[Data entries for graphics]

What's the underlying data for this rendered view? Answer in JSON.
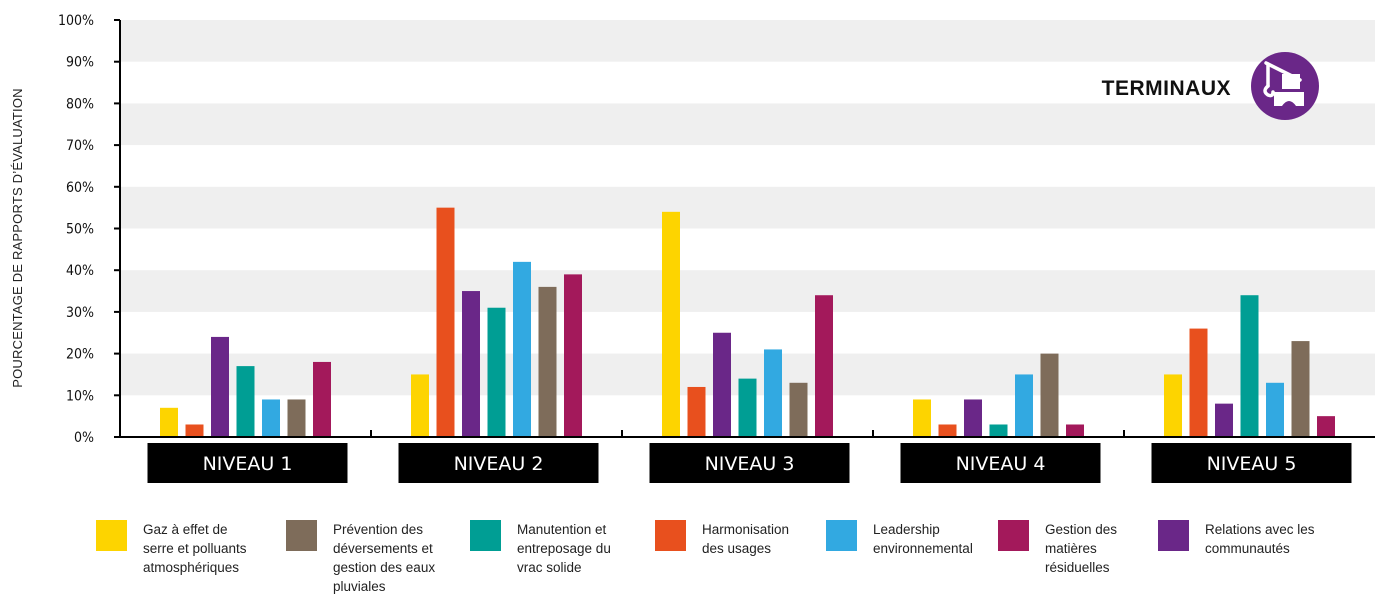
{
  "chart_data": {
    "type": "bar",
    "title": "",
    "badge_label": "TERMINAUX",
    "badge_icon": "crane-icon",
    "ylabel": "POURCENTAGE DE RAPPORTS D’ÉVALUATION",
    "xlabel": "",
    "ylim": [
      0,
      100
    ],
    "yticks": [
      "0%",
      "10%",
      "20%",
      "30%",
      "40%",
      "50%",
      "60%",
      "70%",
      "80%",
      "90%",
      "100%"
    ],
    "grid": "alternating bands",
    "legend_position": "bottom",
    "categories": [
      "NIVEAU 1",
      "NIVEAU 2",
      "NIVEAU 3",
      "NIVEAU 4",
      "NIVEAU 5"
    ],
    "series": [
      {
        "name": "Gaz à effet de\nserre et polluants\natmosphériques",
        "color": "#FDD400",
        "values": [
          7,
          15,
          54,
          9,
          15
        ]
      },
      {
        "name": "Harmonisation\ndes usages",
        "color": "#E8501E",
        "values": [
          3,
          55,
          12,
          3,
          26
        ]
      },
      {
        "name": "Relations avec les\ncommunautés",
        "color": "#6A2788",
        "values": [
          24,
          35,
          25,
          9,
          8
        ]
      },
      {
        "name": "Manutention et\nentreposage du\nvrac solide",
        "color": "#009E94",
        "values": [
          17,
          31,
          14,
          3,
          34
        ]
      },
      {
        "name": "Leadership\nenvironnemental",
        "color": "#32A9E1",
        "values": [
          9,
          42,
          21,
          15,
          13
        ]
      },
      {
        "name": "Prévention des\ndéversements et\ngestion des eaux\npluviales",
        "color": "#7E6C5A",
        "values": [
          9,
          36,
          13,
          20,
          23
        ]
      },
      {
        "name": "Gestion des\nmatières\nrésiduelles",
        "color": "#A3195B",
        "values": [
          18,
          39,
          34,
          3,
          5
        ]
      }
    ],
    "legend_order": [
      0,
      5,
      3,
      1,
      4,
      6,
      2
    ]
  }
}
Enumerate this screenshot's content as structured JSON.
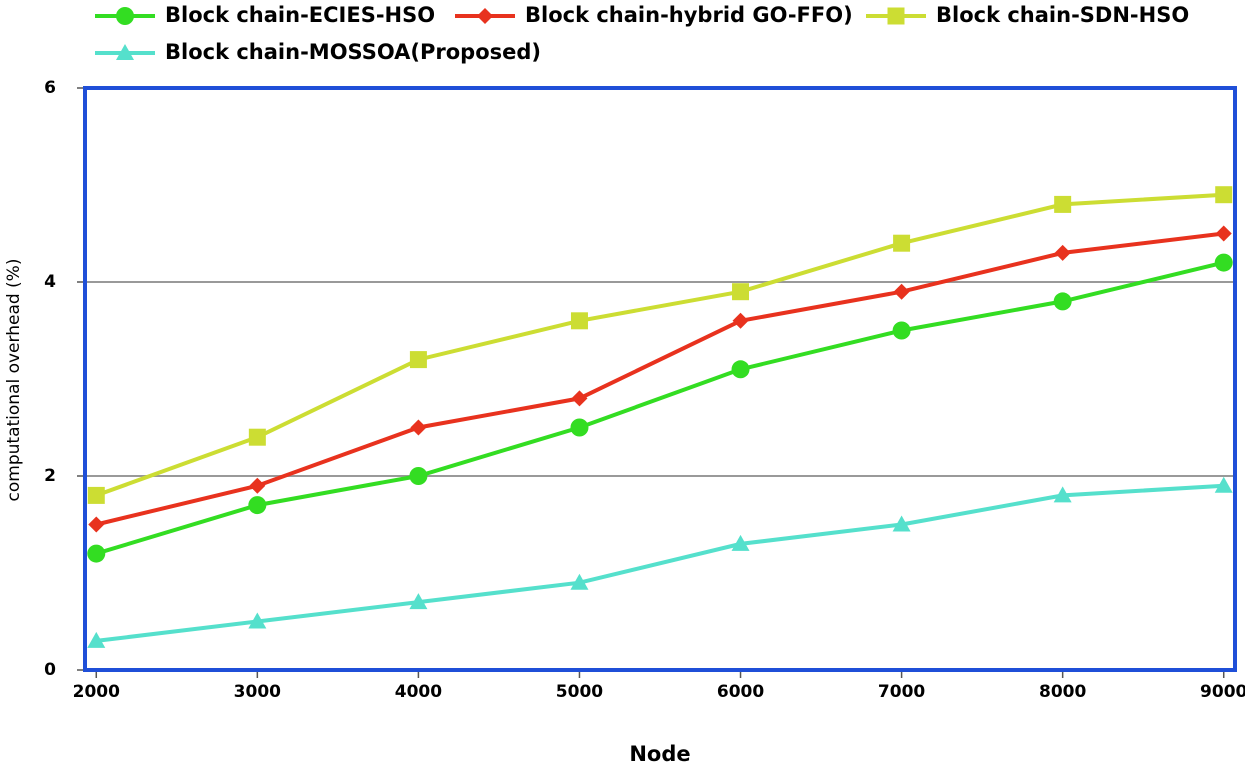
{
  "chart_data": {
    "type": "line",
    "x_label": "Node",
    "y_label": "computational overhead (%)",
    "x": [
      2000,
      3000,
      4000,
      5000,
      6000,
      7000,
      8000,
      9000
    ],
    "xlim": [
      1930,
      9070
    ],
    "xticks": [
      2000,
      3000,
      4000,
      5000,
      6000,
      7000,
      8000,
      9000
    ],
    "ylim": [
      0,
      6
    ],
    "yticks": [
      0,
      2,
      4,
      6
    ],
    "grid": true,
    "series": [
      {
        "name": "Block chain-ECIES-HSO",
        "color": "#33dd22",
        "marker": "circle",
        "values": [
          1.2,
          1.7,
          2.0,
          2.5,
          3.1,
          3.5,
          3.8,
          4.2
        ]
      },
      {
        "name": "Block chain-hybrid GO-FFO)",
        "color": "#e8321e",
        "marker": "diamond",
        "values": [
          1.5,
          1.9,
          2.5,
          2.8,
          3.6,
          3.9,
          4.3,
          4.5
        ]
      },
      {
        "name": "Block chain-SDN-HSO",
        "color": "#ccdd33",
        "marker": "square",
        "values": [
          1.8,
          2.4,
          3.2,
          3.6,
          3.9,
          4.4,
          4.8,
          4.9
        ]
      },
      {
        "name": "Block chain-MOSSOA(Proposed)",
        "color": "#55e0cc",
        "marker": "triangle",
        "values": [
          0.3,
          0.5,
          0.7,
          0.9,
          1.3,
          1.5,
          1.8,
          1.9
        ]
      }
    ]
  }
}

**TASK REQUIREMENTS**
Read the data above and pull out each line that holds the string "color".

**RESULT OF THIS EXERCISE**
        "color": "#FDD400",
        "color": "#E8501E",
        "color": "#6A2788",
        "color": "#009E94",
        "color": "#32A9E1",
        "color": "#7E6C5A",
        "color": "#A3195B",
        "color": "#33dd22",
        "color": "#e8321e",
        "color": "#ccdd33",
        "color": "#55e0cc",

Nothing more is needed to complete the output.